====== DATA SUPPLIED ======

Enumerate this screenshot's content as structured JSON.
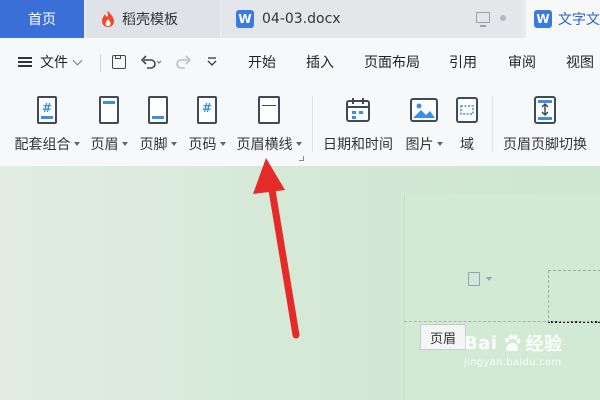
{
  "tabs": {
    "home": "首页",
    "template": "稻壳模板",
    "document": "04-03.docx",
    "writer": "文字文",
    "writer_logo": "W"
  },
  "menu": {
    "file": "文件",
    "items": [
      "开始",
      "插入",
      "页面布局",
      "引用",
      "审阅",
      "视图"
    ]
  },
  "ribbon": {
    "buttons": [
      {
        "label": "配套组合",
        "icon": "page-combo-icon"
      },
      {
        "label": "页眉",
        "icon": "header-icon"
      },
      {
        "label": "页脚",
        "icon": "footer-icon"
      },
      {
        "label": "页码",
        "icon": "page-number-icon"
      },
      {
        "label": "页眉横线",
        "icon": "header-line-icon"
      },
      {
        "label": "日期和时间",
        "icon": "calendar-icon"
      },
      {
        "label": "图片",
        "icon": "picture-icon"
      },
      {
        "label": "域",
        "icon": "field-icon"
      },
      {
        "label": "页眉页脚切换",
        "icon": "switch-header-footer-icon"
      }
    ]
  },
  "document": {
    "header_tag": "页眉"
  },
  "watermark": {
    "brand_left": "Bai",
    "brand_right": "经验",
    "url": "jingyan.baidu.com"
  },
  "colors": {
    "accent": "#3b6fd8",
    "arrow": "#e52a2a",
    "doc_background": "#d2ead3"
  }
}
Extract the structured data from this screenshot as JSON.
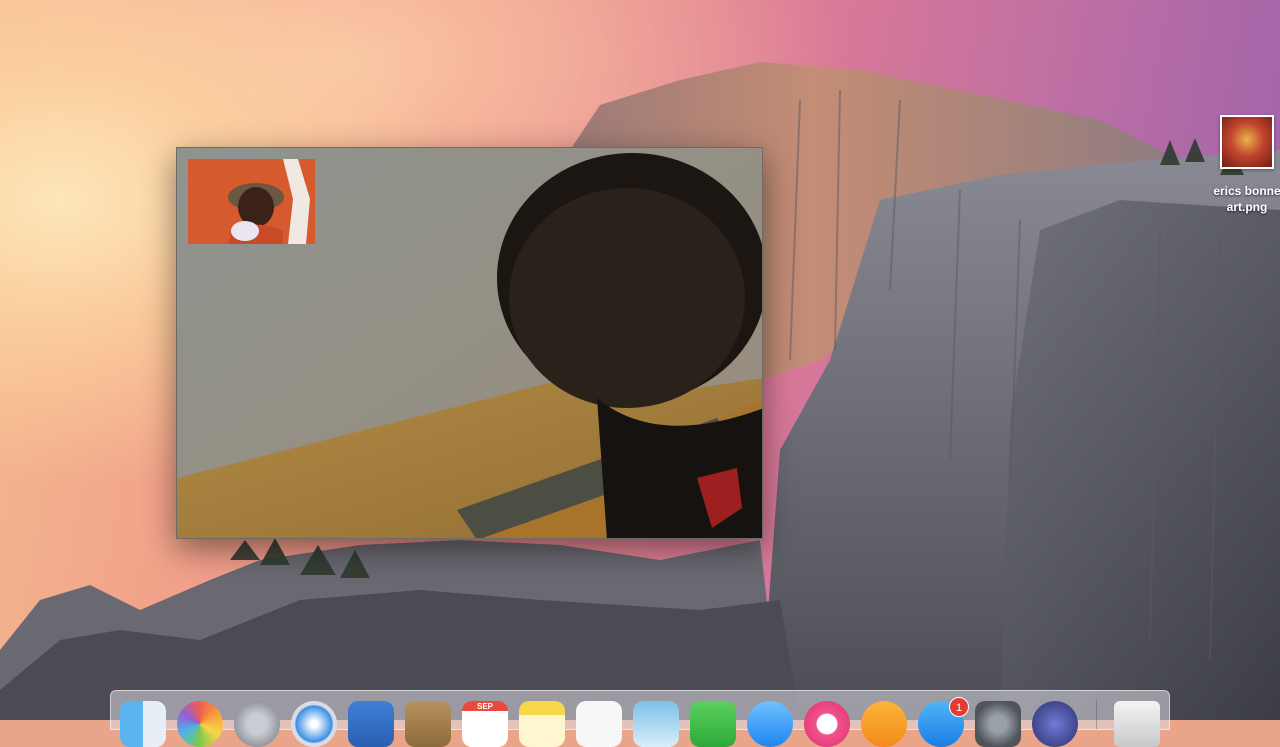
{
  "desktop": {
    "file": {
      "name_line1": "erics bonne",
      "name_line2": "art.png",
      "label": "erics bonne\nart.png"
    }
  },
  "facetime": {
    "window_name": "FaceTime video call",
    "remote_video": "remote participant video",
    "self_preview": "self view preview"
  },
  "dock": {
    "items": [
      {
        "name": "Finder",
        "icon": "finder-icon"
      },
      {
        "name": "Photos",
        "icon": "photos-icon"
      },
      {
        "name": "Launchpad",
        "icon": "launchpad-icon"
      },
      {
        "name": "Safari",
        "icon": "safari-icon"
      },
      {
        "name": "Mail",
        "icon": "mail-icon"
      },
      {
        "name": "Contacts",
        "icon": "contacts-icon"
      },
      {
        "name": "Calendar",
        "icon": "calendar-icon",
        "month": "SEP"
      },
      {
        "name": "Notes",
        "icon": "notes-icon"
      },
      {
        "name": "Reminders",
        "icon": "reminders-icon"
      },
      {
        "name": "Preview",
        "icon": "preview-icon"
      },
      {
        "name": "FaceTime",
        "icon": "facetime-icon"
      },
      {
        "name": "Messages",
        "icon": "messages-icon"
      },
      {
        "name": "iTunes",
        "icon": "itunes-icon"
      },
      {
        "name": "iBooks",
        "icon": "ibooks-icon"
      },
      {
        "name": "App Store",
        "icon": "appstore-icon",
        "badge": "1"
      },
      {
        "name": "System Preferences",
        "icon": "system-preferences-icon"
      },
      {
        "name": "Siri",
        "icon": "siri-icon"
      },
      {
        "name": "Trash",
        "icon": "trash-icon"
      }
    ]
  },
  "colors": {
    "sky_warm": "#f4b98e",
    "sky_pink": "#ef8f86",
    "sky_purple": "#9a63ab",
    "badge_red": "#e53b30"
  }
}
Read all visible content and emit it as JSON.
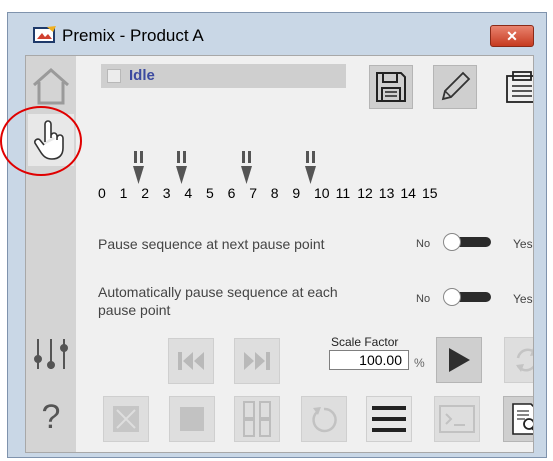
{
  "window": {
    "title": "Premix - Product A",
    "close_glyph": "✕"
  },
  "status": {
    "text": "Idle"
  },
  "sidebar": {
    "home_icon": "home-icon",
    "manual_icon": "hand-pointer-icon",
    "settings_icon": "sliders-icon",
    "help_glyph": "?"
  },
  "toolbar": {
    "save_icon": "save-icon",
    "edit_icon": "pencil-icon",
    "clipboard_icon": "clipboard-icon"
  },
  "sequence": {
    "numbers": [
      "0",
      "1",
      "2",
      "3",
      "4",
      "5",
      "6",
      "7",
      "8",
      "9",
      "10",
      "11",
      "12",
      "13",
      "14",
      "15"
    ],
    "pause_markers_after": [
      1,
      3,
      6,
      9
    ]
  },
  "options": [
    {
      "label_line1": "Pause sequence at next pause point",
      "label_line2": "",
      "no": "No",
      "yes": "Yes"
    },
    {
      "label_line1": "Automatically pause sequence at each",
      "label_line2": "pause point",
      "no": "No",
      "yes": "Yes"
    }
  ],
  "scale_factor": {
    "label": "Scale Factor",
    "value": "100.00",
    "unit": "%"
  },
  "colors": {
    "accent_status": "#3c4aa0",
    "annotation": "#e00000",
    "close_button": "#c63b20"
  }
}
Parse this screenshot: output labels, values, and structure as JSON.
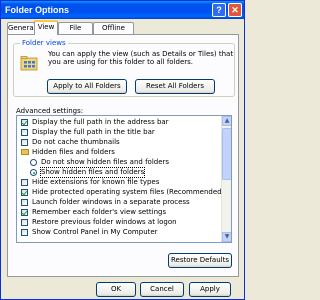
{
  "window": {
    "title": "Folder Options",
    "help_label": "?",
    "close_label": "✕"
  },
  "tabs": [
    {
      "label": "General"
    },
    {
      "label": "View"
    },
    {
      "label": "File Types"
    },
    {
      "label": "Offline Files"
    }
  ],
  "folder_views": {
    "legend": "Folder views",
    "description": "You can apply the view (such as Details or Tiles) that you are using for this folder to all folders.",
    "apply_label": "Apply to All Folders",
    "reset_label": "Reset All Folders"
  },
  "advanced": {
    "label": "Advanced settings:",
    "items": [
      {
        "kind": "checkbox",
        "checked": true,
        "label": "Display the full path in the address bar"
      },
      {
        "kind": "checkbox",
        "checked": false,
        "label": "Display the full path in the title bar"
      },
      {
        "kind": "checkbox",
        "checked": false,
        "label": "Do not cache thumbnails"
      },
      {
        "kind": "folder",
        "label": "Hidden files and folders"
      },
      {
        "kind": "radio",
        "checked": false,
        "label": "Do not show hidden files and folders"
      },
      {
        "kind": "radio",
        "checked": true,
        "label": "Show hidden files and folders"
      },
      {
        "kind": "checkbox",
        "checked": false,
        "label": "Hide extensions for known file types"
      },
      {
        "kind": "checkbox",
        "checked": true,
        "label": "Hide protected operating system files (Recommended)"
      },
      {
        "kind": "checkbox",
        "checked": false,
        "label": "Launch folder windows in a separate process"
      },
      {
        "kind": "checkbox",
        "checked": true,
        "label": "Remember each folder's view settings"
      },
      {
        "kind": "checkbox",
        "checked": false,
        "label": "Restore previous folder windows at logon"
      },
      {
        "kind": "checkbox",
        "checked": false,
        "label": "Show Control Panel in My Computer"
      }
    ],
    "restore_label": "Restore Defaults"
  },
  "footer": {
    "ok_label": "OK",
    "cancel_label": "Cancel",
    "apply_label": "Apply"
  }
}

======

• WORK REQUIRED:
Take the listing above and print it exactly, apart from the pictures.

• CORRECT OUTPUT:
Enumerate this screenshot's content as structured JSON.
{
  "tabs": {
    "home": "首页",
    "template": "稻壳模板",
    "document": "04-03.docx",
    "writer": "文字文",
    "writer_logo": "W"
  },
  "menu": {
    "file": "文件",
    "items": [
      "开始",
      "插入",
      "页面布局",
      "引用",
      "审阅",
      "视图"
    ]
  },
  "ribbon": {
    "buttons": [
      {
        "label": "配套组合",
        "icon": "page-combo-icon"
      },
      {
        "label": "页眉",
        "icon": "header-icon"
      },
      {
        "label": "页脚",
        "icon": "footer-icon"
      },
      {
        "label": "页码",
        "icon": "page-number-icon"
      },
      {
        "label": "页眉横线",
        "icon": "header-line-icon"
      },
      {
        "label": "日期和时间",
        "icon": "calendar-icon"
      },
      {
        "label": "图片",
        "icon": "picture-icon"
      },
      {
        "label": "域",
        "icon": "field-icon"
      },
      {
        "label": "页眉页脚切换",
        "icon": "switch-header-footer-icon"
      }
    ]
  },
  "document": {
    "header_tag": "页眉"
  },
  "watermark": {
    "brand_left": "Bai",
    "brand_right": "经验",
    "url": "jingyan.baidu.com"
  },
  "colors": {
    "accent": "#3b6fd8",
    "arrow": "#e52a2a",
    "doc_background": "#d2ead3"
  }
}
Extract the structured data from this screenshot as JSON.
{
  "desktop": {
    "file": {
      "name_line1": "erics bonne",
      "name_line2": "art.png",
      "label": "erics bonne\nart.png"
    }
  },
  "facetime": {
    "window_name": "FaceTime video call",
    "remote_video": "remote participant video",
    "self_preview": "self view preview"
  },
  "dock": {
    "items": [
      {
        "name": "Finder",
        "icon": "finder-icon"
      },
      {
        "name": "Photos",
        "icon": "photos-icon"
      },
      {
        "name": "Launchpad",
        "icon": "launchpad-icon"
      },
      {
        "name": "Safari",
        "icon": "safari-icon"
      },
      {
        "name": "Mail",
        "icon": "mail-icon"
      },
      {
        "name": "Contacts",
        "icon": "contacts-icon"
      },
      {
        "name": "Calendar",
        "icon": "calendar-icon",
        "month": "SEP"
      },
      {
        "name": "Notes",
        "icon": "notes-icon"
      },
      {
        "name": "Reminders",
        "icon": "reminders-icon"
      },
      {
        "name": "Preview",
        "icon": "preview-icon"
      },
      {
        "name": "FaceTime",
        "icon": "facetime-icon"
      },
      {
        "name": "Messages",
        "icon": "messages-icon"
      },
      {
        "name": "iTunes",
        "icon": "itunes-icon"
      },
      {
        "name": "iBooks",
        "icon": "ibooks-icon"
      },
      {
        "name": "App Store",
        "icon": "appstore-icon",
        "badge": "1"
      },
      {
        "name": "System Preferences",
        "icon": "system-preferences-icon"
      },
      {
        "name": "Siri",
        "icon": "siri-icon"
      },
      {
        "name": "Trash",
        "icon": "trash-icon"
      }
    ]
  },
  "colors": {
    "sky_warm": "#f4b98e",
    "sky_pink": "#ef8f86",
    "sky_purple": "#9a63ab",
    "badge_red": "#e53b30"
  }
}
Read all visible content and emit it as JSON.
{
  "window": {
    "title": "Premix - Product A",
    "close_glyph": "✕"
  },
  "status": {
    "text": "Idle"
  },
  "sidebar": {
    "home_icon": "home-icon",
    "manual_icon": "hand-pointer-icon",
    "settings_icon": "sliders-icon",
    "help_glyph": "?"
  },
  "toolbar": {
    "save_icon": "save-icon",
    "edit_icon": "pencil-icon",
    "clipboard_icon": "clipboard-icon"
  },
  "sequence": {
    "numbers": [
      "0",
      "1",
      "2",
      "3",
      "4",
      "5",
      "6",
      "7",
      "8",
      "9",
      "10",
      "11",
      "12",
      "13",
      "14",
      "15"
    ],
    "pause_markers_after": [
      1,
      3,
      6,
      9
    ]
  },
  "options": [
    {
      "label_line1": "Pause sequence at next pause point",
      "label_line2": "",
      "no": "No",
      "yes": "Yes"
    },
    {
      "label_line1": "Automatically pause sequence at each",
      "label_line2": "pause point",
      "no": "No",
      "yes": "Yes"
    }
  ],
  "scale_factor": {
    "label": "Scale Factor",
    "value": "100.00",
    "unit": "%"
  },
  "colors": {
    "accent_status": "#3c4aa0",
    "annotation": "#e00000",
    "close_button": "#c63b20"
  }
}
Parse this screenshot: output labels, values, and structure as JSON.
{
  "window": {
    "title": "Folder Options",
    "help_label": "?",
    "close_label": "✕"
  },
  "tabs": [
    {
      "label": "General"
    },
    {
      "label": "View"
    },
    {
      "label": "File Types"
    },
    {
      "label": "Offline Files"
    }
  ],
  "folder_views": {
    "legend": "Folder views",
    "description": "You can apply the view (such as Details or Tiles) that you are using for this folder to all folders.",
    "apply_label": "Apply to All Folders",
    "reset_label": "Reset All Folders"
  },
  "advanced": {
    "label": "Advanced settings:",
    "items": [
      {
        "kind": "checkbox",
        "checked": true,
        "label": "Display the full path in the address bar"
      },
      {
        "kind": "checkbox",
        "checked": false,
        "label": "Display the full path in the title bar"
      },
      {
        "kind": "checkbox",
        "checked": false,
        "label": "Do not cache thumbnails"
      },
      {
        "kind": "folder",
        "label": "Hidden files and folders"
      },
      {
        "kind": "radio",
        "checked": false,
        "label": "Do not show hidden files and folders"
      },
      {
        "kind": "radio",
        "checked": true,
        "label": "Show hidden files and folders"
      },
      {
        "kind": "checkbox",
        "checked": false,
        "label": "Hide extensions for known file types"
      },
      {
        "kind": "checkbox",
        "checked": true,
        "label": "Hide protected operating system files (Recommended)"
      },
      {
        "kind": "checkbox",
        "checked": false,
        "label": "Launch folder windows in a separate process"
      },
      {
        "kind": "checkbox",
        "checked": true,
        "label": "Remember each folder's view settings"
      },
      {
        "kind": "checkbox",
        "checked": false,
        "label": "Restore previous folder windows at logon"
      },
      {
        "kind": "checkbox",
        "checked": false,
        "label": "Show Control Panel in My Computer"
      }
    ],
    "restore_label": "Restore Defaults"
  },
  "footer": {
    "ok_label": "OK",
    "cancel_label": "Cancel",
    "apply_label": "Apply"
  }
}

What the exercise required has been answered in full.